[Data excerpts]:
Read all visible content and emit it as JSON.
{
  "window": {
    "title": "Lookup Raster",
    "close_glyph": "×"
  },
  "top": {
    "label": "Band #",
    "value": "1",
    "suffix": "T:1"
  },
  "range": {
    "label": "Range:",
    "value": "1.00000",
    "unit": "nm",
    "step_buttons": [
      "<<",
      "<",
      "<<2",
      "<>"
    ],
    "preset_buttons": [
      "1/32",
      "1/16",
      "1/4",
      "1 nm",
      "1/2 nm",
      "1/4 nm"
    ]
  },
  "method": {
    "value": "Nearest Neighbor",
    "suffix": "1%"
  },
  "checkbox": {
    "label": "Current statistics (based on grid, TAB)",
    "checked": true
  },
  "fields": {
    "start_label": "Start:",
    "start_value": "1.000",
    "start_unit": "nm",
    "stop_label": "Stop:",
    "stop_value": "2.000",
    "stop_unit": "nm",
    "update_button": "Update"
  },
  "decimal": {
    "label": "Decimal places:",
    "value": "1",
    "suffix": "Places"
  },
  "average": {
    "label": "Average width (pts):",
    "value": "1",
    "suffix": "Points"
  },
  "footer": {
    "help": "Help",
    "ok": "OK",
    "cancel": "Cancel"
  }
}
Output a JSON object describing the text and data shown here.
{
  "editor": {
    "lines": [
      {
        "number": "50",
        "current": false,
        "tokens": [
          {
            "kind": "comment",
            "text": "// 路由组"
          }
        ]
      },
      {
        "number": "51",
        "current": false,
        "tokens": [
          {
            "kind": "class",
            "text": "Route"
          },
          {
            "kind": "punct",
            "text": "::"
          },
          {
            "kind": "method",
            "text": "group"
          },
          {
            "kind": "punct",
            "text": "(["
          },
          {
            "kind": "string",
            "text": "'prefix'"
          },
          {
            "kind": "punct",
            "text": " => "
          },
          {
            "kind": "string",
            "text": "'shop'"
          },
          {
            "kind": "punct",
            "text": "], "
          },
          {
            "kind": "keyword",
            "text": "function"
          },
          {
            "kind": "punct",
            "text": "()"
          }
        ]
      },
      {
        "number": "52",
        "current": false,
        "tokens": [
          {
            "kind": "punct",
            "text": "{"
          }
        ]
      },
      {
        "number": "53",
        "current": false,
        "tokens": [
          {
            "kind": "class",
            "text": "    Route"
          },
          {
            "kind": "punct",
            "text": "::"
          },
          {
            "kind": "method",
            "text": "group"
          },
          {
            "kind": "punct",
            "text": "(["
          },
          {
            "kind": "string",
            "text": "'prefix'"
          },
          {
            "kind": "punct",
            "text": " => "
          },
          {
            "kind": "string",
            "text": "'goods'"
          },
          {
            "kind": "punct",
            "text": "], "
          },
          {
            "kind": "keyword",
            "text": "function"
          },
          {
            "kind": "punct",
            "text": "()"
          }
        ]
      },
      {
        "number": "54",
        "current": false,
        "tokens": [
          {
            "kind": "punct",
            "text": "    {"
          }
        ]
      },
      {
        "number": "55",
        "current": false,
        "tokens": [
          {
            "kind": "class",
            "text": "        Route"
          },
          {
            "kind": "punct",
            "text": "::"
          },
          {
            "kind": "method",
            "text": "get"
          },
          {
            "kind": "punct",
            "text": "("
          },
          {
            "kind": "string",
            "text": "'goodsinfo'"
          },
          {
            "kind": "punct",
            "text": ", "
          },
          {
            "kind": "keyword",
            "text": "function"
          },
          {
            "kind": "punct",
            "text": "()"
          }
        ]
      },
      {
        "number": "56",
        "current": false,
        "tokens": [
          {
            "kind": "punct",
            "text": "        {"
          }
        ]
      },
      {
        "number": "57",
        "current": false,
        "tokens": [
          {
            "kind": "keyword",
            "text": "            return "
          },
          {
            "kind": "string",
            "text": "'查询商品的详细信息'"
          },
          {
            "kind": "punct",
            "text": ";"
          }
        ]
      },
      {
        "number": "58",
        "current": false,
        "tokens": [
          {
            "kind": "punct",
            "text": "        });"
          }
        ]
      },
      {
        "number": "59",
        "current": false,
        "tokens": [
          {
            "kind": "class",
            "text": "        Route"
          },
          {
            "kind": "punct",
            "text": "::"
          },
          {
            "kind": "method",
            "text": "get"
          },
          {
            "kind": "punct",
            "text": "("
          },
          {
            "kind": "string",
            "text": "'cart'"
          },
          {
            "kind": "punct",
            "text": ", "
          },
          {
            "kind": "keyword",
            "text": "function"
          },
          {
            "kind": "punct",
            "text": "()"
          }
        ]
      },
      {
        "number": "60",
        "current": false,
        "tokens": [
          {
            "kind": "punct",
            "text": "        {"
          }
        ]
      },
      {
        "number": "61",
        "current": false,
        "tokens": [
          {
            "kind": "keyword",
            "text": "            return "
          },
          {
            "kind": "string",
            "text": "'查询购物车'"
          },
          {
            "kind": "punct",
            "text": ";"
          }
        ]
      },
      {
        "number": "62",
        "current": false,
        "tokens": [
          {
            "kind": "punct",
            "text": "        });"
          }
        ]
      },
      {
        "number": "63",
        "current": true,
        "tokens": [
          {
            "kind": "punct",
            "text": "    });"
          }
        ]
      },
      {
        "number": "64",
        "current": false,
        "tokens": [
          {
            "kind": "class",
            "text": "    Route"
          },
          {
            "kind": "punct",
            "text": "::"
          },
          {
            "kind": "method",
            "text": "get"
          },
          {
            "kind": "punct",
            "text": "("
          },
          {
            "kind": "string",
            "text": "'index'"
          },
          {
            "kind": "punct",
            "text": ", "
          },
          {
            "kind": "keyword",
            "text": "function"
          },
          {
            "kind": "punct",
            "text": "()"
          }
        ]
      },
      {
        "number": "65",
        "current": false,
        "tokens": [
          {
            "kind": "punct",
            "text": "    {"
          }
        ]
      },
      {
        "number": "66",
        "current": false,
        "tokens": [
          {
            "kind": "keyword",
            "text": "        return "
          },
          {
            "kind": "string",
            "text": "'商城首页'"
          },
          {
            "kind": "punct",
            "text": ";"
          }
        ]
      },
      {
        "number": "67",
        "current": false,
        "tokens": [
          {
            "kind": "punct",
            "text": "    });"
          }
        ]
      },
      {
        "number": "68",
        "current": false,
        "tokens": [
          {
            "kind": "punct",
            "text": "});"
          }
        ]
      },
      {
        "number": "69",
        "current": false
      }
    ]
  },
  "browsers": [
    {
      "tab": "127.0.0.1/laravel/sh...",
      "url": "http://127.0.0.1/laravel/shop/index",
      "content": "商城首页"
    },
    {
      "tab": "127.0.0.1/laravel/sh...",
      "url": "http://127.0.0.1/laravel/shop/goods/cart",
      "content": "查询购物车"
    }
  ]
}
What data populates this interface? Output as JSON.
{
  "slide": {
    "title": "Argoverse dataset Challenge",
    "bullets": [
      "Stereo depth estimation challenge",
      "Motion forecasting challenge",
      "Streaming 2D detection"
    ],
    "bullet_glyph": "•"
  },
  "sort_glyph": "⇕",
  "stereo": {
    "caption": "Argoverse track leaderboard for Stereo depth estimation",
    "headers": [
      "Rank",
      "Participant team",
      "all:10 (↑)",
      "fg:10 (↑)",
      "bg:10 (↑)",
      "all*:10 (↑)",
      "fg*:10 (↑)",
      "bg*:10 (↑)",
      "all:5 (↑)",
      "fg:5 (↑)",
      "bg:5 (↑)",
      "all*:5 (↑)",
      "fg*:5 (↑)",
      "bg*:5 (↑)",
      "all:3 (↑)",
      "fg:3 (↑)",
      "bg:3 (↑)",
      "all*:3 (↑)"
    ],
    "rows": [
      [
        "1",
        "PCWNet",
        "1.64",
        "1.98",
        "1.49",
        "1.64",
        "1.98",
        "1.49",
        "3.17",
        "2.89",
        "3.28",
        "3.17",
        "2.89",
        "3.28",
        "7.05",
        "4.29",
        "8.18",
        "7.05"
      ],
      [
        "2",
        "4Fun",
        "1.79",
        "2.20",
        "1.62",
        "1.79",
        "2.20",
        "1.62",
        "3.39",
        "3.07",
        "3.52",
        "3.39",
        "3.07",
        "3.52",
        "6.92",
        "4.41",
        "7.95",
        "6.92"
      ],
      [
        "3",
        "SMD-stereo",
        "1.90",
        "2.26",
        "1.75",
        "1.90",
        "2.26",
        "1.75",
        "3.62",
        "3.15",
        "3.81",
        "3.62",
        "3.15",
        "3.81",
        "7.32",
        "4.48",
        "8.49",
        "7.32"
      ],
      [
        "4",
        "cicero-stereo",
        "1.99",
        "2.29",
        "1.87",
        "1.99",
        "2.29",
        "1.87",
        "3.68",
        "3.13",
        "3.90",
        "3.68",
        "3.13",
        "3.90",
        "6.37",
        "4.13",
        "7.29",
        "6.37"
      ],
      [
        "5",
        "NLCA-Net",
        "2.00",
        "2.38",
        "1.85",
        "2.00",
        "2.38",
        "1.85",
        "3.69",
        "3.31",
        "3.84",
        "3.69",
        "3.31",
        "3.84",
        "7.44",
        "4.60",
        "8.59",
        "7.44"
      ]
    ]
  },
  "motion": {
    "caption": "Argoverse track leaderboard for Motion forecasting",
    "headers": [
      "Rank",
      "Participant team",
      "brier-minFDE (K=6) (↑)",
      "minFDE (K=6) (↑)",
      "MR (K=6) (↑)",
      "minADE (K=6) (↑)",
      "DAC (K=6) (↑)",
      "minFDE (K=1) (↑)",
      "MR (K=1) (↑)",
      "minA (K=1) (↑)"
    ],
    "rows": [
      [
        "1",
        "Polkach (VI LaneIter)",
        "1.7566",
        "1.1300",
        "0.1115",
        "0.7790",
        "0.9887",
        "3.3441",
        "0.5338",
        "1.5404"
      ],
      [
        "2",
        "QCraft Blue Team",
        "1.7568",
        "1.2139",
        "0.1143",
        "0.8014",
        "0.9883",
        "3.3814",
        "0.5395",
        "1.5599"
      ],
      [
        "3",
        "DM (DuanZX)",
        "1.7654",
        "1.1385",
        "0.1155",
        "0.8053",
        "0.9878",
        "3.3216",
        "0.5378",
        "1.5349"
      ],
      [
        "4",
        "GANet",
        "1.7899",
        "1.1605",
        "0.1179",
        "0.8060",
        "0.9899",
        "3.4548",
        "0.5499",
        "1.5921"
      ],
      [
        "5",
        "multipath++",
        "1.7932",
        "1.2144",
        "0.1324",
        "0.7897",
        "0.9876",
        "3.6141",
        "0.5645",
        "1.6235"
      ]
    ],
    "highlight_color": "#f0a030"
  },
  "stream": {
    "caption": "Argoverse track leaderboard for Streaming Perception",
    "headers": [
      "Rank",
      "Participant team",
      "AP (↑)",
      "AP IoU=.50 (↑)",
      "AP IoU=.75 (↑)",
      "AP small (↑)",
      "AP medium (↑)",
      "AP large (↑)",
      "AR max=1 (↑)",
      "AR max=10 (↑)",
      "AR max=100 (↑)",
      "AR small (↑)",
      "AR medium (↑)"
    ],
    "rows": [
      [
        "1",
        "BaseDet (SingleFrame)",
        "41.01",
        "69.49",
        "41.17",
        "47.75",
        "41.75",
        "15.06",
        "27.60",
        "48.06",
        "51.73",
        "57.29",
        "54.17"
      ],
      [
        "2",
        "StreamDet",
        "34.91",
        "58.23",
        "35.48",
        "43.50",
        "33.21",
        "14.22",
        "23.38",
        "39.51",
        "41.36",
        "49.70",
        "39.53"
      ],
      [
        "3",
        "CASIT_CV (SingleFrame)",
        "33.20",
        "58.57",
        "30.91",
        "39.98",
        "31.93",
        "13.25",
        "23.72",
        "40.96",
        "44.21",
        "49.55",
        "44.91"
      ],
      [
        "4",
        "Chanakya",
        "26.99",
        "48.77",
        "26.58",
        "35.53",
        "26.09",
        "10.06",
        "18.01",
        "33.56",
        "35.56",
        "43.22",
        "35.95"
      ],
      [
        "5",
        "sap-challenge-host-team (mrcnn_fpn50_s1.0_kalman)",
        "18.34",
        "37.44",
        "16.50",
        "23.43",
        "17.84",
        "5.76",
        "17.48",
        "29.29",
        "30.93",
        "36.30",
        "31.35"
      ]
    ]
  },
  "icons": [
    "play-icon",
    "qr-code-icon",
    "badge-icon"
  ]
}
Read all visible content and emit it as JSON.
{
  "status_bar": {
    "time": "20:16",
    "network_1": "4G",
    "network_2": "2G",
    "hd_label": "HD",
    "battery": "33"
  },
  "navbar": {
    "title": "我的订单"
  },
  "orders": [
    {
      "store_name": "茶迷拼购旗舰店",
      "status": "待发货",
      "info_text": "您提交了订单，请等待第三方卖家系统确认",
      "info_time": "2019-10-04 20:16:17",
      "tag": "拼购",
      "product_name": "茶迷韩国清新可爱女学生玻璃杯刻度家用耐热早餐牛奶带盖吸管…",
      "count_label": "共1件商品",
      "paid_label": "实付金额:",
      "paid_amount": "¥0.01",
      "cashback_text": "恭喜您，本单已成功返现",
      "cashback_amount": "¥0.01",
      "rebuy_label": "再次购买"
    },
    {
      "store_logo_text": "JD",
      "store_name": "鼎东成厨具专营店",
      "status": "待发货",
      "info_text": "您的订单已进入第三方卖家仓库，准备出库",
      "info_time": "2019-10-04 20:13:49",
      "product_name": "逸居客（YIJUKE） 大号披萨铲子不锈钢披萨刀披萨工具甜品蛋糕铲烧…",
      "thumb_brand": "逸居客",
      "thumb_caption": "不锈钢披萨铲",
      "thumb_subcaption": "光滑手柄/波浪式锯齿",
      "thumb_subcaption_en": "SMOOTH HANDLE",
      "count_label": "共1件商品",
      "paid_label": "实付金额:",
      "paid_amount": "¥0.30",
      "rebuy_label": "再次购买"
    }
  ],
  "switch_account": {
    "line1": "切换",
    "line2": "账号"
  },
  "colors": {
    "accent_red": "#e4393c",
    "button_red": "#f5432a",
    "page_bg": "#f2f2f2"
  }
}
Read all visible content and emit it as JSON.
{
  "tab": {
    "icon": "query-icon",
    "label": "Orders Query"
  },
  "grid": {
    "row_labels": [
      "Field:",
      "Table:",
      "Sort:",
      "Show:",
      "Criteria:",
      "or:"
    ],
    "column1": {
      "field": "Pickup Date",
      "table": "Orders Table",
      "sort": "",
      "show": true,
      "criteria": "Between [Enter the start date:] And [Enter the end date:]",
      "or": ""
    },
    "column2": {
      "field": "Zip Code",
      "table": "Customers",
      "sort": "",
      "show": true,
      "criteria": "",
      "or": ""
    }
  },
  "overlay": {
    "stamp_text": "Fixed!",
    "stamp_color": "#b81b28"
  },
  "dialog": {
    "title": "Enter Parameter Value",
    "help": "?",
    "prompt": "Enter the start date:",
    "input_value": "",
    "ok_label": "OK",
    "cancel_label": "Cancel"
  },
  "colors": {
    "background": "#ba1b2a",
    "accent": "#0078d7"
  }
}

[Challenge]:
Each line in the listing above either holds the string "cart" or does not; state how many do, giving the number only.

[Solution to this problem]:
2